Tolstoï reproche aux révolutionnaires de s’étatiser, pour ainsi dire, c’est à dire d’utiliser les propres armes de l’État, dont la violence, contre l’État. Que recherchent les révolutionnaires sinon de revendiquer pour eux-mêmes le «monopole de la violence physique légitime» (Weber) détenu par l’État? D’après Tolstoï, voir dans la violence révolutionnaire une violence légitime contre la violence jugée illégitime de l’État revient à tomber dans le piège tendu par l’État. C’est se constituer en un contre-État et s’approprier une violence étatiste, car considérée comme seule légitime, contre l’État. En réalité, les révolutionnaires partagent toutes les caractéristiques de l’État, c’est à dire l’usage de la violence et la prétention à un idéal que seule la violence pourrait faire triompher. Ils ne sont donc pas à strictement parler les ennemis de l’État, mais son double inversé.
········
■ **Énoncé du problème 1**: D'après l'extrait sur Tolstoï et les révolutionnaires, que sont les révolutionnaires pour l'État, à défaut d'en être à strictement parler les ennemis ?
■ **Énoncé du problème 2**: Reproduisez à l'identique, dans l'extrait sur Tolstoï et les révolutionnaires, tout ce qui va de « Tolstoï reproche aux » jusqu'à « son double inversé. ».

■ **Extraits des données**:
········
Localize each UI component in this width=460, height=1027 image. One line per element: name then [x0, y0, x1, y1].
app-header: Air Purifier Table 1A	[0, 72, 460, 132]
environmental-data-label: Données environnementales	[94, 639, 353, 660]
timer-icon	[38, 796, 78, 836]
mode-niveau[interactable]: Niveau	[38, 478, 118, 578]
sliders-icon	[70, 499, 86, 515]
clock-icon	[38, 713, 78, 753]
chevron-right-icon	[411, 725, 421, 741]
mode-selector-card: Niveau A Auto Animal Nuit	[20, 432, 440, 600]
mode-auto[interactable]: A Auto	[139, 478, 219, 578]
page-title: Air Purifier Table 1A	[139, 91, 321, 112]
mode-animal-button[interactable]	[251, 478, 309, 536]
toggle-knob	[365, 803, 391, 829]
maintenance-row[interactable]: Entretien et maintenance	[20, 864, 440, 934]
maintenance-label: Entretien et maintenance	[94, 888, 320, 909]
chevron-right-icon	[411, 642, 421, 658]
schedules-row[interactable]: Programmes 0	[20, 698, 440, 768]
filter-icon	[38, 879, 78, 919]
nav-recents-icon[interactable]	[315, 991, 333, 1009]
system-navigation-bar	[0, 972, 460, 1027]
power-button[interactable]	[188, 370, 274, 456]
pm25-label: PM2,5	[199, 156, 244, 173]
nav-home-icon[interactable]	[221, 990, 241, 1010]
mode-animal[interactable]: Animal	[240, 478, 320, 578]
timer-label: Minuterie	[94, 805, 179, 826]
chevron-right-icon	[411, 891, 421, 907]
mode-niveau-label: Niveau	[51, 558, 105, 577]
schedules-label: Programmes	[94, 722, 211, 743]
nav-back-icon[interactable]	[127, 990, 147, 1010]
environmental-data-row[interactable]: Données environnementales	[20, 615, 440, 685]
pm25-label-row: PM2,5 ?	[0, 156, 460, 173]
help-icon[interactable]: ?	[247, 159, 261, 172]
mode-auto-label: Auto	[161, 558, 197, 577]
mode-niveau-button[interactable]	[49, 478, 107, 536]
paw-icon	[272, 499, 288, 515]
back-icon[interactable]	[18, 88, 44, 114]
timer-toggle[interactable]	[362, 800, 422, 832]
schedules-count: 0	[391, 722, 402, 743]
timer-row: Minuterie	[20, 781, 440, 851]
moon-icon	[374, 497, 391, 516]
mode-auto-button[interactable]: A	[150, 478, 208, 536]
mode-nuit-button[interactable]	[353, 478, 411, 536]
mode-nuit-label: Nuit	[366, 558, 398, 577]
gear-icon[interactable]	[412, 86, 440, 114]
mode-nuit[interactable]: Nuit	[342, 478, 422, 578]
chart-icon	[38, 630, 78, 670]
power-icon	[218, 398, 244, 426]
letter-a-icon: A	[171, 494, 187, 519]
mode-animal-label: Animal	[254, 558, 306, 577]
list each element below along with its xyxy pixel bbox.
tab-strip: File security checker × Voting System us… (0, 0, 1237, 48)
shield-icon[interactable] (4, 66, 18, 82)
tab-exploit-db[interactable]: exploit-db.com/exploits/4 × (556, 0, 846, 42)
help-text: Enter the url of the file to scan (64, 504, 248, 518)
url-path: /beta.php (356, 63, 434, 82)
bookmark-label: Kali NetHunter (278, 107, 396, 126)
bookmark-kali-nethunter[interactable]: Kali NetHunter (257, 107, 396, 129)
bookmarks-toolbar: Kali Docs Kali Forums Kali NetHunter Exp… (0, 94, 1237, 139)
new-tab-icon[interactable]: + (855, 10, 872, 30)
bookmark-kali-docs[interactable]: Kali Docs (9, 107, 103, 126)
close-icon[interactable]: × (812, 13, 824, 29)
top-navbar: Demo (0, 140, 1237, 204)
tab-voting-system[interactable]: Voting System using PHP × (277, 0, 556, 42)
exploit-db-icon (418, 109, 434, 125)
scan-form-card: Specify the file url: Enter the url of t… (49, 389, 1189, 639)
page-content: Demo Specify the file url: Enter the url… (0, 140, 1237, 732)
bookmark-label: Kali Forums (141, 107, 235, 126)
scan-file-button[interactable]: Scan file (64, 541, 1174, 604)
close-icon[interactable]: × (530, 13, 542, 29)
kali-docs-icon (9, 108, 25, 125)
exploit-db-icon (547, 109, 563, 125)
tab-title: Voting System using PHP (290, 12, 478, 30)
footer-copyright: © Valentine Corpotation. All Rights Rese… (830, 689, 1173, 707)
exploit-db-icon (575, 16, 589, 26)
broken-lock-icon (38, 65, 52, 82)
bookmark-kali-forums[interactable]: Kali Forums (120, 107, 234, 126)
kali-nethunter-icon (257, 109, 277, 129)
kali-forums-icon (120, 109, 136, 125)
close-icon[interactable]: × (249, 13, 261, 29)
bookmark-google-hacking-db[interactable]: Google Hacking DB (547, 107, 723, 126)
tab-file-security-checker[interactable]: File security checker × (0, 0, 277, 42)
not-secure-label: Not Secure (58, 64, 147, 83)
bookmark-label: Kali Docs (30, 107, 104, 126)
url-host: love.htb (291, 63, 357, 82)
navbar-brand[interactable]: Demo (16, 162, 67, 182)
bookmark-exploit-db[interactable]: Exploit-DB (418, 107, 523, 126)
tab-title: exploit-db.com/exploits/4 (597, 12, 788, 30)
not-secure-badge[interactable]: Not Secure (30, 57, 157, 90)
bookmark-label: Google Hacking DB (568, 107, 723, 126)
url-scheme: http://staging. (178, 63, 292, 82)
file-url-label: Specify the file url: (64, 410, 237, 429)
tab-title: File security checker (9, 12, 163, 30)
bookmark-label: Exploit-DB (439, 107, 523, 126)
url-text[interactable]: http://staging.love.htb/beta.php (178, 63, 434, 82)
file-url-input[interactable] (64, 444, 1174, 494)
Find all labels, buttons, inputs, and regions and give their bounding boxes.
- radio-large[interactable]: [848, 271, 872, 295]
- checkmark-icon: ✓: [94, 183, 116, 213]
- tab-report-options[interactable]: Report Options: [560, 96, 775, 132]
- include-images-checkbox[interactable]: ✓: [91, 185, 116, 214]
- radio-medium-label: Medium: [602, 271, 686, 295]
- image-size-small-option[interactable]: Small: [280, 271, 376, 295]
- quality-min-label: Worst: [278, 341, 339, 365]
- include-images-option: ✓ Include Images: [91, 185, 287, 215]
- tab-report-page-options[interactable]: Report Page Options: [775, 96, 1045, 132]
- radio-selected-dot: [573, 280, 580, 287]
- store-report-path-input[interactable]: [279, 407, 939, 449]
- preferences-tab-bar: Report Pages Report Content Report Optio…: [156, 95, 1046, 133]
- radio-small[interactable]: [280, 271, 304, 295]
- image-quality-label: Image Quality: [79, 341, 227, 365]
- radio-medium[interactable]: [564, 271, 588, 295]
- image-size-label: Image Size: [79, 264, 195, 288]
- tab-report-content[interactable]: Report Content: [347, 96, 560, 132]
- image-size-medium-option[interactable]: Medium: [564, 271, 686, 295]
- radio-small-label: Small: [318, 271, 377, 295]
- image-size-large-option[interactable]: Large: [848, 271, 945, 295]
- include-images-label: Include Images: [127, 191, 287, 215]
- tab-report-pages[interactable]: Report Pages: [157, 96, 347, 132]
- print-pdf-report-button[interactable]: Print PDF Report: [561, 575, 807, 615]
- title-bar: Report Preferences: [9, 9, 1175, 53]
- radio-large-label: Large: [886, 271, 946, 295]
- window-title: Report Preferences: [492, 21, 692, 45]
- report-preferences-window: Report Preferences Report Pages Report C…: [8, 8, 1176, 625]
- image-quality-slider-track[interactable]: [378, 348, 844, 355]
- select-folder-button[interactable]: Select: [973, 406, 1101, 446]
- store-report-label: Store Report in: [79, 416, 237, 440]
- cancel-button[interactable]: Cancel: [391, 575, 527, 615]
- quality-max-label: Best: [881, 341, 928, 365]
········
■ **Solution rédigée 1**: Son double inversé.

■ **Solution rédigée 2**:
Tolstoï reproche aux révolutionnaires de s’étatiser, pour ainsi dire, c’est à dire d’utiliser les propres armes de l’État, dont la violence, contre l’État. Que recherchent les révolutionnaires sinon de revendiquer pour eux-mêmes le «monopole de la violence physique légitime» (Weber) détenu par l’État? D’après Tolstoï, voir dans la violence révolutionnaire une violence légitime contre la violence jugée illégitime de l’État revient à tomber dans le piège tendu par l’État. C’est se constituer en un contre-État et s’approprier une violence étatiste, car considérée comme seule légitime, contre l’État. En réalité, les révolutionnaires partagent toutes les caractéristiques de l’État, c’est à dire l’usage de la violence et la prétention à un idéal que seule la violence pourrait faire triompher. Ils ne sont donc pas à strictement parler les ennemis de l’État, mais son double inversé.